What the task asks: Retype each entry below exactly as it stands.
┌─ Listing
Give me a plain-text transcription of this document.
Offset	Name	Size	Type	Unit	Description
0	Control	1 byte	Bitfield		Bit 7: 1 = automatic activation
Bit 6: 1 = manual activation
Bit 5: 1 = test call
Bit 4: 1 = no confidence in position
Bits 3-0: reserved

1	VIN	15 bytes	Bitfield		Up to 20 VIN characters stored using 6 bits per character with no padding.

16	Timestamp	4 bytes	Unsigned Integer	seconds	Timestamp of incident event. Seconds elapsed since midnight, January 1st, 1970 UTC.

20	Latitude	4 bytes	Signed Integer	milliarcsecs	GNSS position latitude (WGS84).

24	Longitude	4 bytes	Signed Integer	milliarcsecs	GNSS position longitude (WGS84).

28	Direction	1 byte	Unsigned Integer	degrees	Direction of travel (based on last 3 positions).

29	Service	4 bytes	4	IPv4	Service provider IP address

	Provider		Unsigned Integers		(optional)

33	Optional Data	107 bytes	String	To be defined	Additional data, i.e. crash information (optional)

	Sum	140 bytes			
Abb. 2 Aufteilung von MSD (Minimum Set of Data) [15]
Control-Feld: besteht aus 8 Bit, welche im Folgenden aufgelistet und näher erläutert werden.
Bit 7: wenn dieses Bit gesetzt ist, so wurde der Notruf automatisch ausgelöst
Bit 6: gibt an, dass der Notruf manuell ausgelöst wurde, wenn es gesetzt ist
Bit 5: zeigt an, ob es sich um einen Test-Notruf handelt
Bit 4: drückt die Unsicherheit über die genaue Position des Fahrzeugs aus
└─
Solution to this problem:
Give me a plain-text transcription of this document.
Offset	Name	Size	Type	Unit	Description
0	Control	1 byte	Bitfield		Bit 7: 1 = automatic activation
Bit 6: 1 = manual activation
Bit 5: 1 = test call
Bit 4: 1 = no confidence in position
Bits 3-0: reserved

1	VIN	15 bytes	Bitfield		Up to 20 VIN characters stored using 6 bits per character with no padding.

16	Timestamp	4 bytes	Unsigned Integer	seconds	Timestamp of incident event. Seconds elapsed since midnight, January 1st, 1970 UTC.

20	Latitude	4 bytes	Signed Integer	milliarcsecs	GNSS position latitude (WGS84).

24	Longitude	4 bytes	Signed Integer	milliarcsecs	GNSS position longitude (WGS84).

28	Direction	1 byte	Unsigned Integer	degrees	Direction of travel (based on last 3 positions).

29	Service	4 bytes	4	IPv4	Service provider IP address

	Provider		Unsigned Integers		(optional)

33	Optional Data	107 bytes	String	To be defined	Additional data, i.e. crash information (optional)

	Sum	140 bytes			
Abb. 2 Aufteilung von MSD (Minimum Set of Data) [15]
Control-Feld: besteht aus 8 Bit, welche im Folgenden aufgelistet und näher erläutert werden.
Bit 7: wenn dieses Bit gesetzt ist, so wurde der Notruf automatisch ausgelöst
Bit 6: gibt an, dass der Notruf manuell ausgelöst wurde, wenn es gesetzt ist
Bit 5: zeigt an, ob es sich um einen Test-Notruf handelt
Bit 4: drückt die Unsicherheit über die genaue Position des Fahrzeugs aus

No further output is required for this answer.